WORK TO COMPLETE: Every line below is to be quoted exactly, with nothing added or dropped.

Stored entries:
◇ ◇ ◇ ◇

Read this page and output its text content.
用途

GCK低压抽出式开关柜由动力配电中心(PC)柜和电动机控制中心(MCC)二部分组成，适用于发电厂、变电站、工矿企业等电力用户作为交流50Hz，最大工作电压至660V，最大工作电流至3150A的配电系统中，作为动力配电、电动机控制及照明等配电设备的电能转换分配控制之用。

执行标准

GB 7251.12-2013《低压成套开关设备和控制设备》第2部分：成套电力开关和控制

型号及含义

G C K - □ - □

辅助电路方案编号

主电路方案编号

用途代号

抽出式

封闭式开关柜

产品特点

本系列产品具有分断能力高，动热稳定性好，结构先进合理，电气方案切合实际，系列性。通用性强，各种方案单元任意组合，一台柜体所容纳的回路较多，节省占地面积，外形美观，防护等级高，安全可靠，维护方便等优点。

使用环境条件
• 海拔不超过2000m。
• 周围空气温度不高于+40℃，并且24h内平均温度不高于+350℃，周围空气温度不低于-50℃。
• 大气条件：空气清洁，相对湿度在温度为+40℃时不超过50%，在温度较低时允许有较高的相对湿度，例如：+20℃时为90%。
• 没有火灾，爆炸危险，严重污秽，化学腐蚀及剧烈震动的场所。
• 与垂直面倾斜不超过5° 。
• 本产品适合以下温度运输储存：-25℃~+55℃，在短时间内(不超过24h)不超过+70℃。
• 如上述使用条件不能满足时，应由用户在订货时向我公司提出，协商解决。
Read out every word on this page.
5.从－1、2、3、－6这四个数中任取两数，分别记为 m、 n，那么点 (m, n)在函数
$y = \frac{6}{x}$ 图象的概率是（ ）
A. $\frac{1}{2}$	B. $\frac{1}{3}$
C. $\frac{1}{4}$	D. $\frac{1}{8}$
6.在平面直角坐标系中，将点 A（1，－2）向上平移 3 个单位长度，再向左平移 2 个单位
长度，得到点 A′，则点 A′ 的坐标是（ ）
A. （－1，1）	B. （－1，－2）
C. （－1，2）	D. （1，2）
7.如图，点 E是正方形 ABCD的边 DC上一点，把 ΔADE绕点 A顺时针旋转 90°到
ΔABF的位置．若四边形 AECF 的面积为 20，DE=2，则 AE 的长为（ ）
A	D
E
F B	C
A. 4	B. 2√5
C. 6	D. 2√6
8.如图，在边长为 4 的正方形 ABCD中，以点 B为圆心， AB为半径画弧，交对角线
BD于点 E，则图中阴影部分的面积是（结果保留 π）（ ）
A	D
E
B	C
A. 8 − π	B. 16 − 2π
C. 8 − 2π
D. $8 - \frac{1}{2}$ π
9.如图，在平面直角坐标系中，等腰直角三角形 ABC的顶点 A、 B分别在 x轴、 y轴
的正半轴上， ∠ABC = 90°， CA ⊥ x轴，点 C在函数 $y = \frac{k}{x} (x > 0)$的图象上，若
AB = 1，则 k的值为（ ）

◇ ◇ ◇ ◇

TASK ANSWER:
Read this page and output its text content.
用途

GCK低压抽出式开关柜由动力配电中心(PC)柜和电动机控制中心(MCC)二部分组成，适用于发电厂、变电站、工矿企业等电力用户作为交流50Hz，最大工作电压至660V，最大工作电流至3150A的配电系统中，作为动力配电、电动机控制及照明等配电设备的电能转换分配控制之用。

执行标准

GB 7251.12-2013《低压成套开关设备和控制设备》第2部分：成套电力开关和控制

型号及含义

G C K - □ - □

辅助电路方案编号

主电路方案编号

用途代号

抽出式

封闭式开关柜

产品特点

本系列产品具有分断能力高，动热稳定性好，结构先进合理，电气方案切合实际，系列性。通用性强，各种方案单元任意组合，一台柜体所容纳的回路较多，节省占地面积，外形美观，防护等级高，安全可靠，维护方便等优点。

使用环境条件
• 海拔不超过2000m。
• 周围空气温度不高于+40℃，并且24h内平均温度不高于+350℃，周围空气温度不低于-50℃。
• 大气条件：空气清洁，相对湿度在温度为+40℃时不超过50%，在温度较低时允许有较高的相对湿度，例如：+20℃时为90%。
• 没有火灾，爆炸危险，严重污秽，化学腐蚀及剧烈震动的场所。
• 与垂直面倾斜不超过5° 。
• 本产品适合以下温度运输储存：-25℃~+55℃，在短时间内(不超过24h)不超过+70℃。
• 如上述使用条件不能满足时，应由用户在订货时向我公司提出，协商解决。
Read out every word on this page.
5.从－1、2、3、－6这四个数中任取两数，分别记为 m、 n，那么点 (m, n)在函数
$y = \frac{6}{x}$ 图象的概率是（ ）
A. $\frac{1}{2}$	B. $\frac{1}{3}$
C. $\frac{1}{4}$	D. $\frac{1}{8}$
6.在平面直角坐标系中，将点 A（1，－2）向上平移 3 个单位长度，再向左平移 2 个单位
长度，得到点 A′，则点 A′ 的坐标是（ ）
A. （－1，1）	B. （－1，－2）
C. （－1，2）	D. （1，2）
7.如图，点 E是正方形 ABCD的边 DC上一点，把 ΔADE绕点 A顺时针旋转 90°到
ΔABF的位置．若四边形 AECF 的面积为 20，DE=2，则 AE 的长为（ ）
A	D
E
F B	C
A. 4	B. 2√5
C. 6	D. 2√6
8.如图，在边长为 4 的正方形 ABCD中，以点 B为圆心， AB为半径画弧，交对角线
BD于点 E，则图中阴影部分的面积是（结果保留 π）（ ）
A	D
E
B	C
A. 8 − π	B. 16 − 2π
C. 8 − 2π
D. $8 - \frac{1}{2}$ π
9.如图，在平面直角坐标系中，等腰直角三角形 ABC的顶点 A、 B分别在 x轴、 y轴
的正半轴上， ∠ABC = 90°， CA ⊥ x轴，点 C在函数 $y = \frac{k}{x} (x > 0)$的图象上，若
AB = 1，则 k的值为（ ）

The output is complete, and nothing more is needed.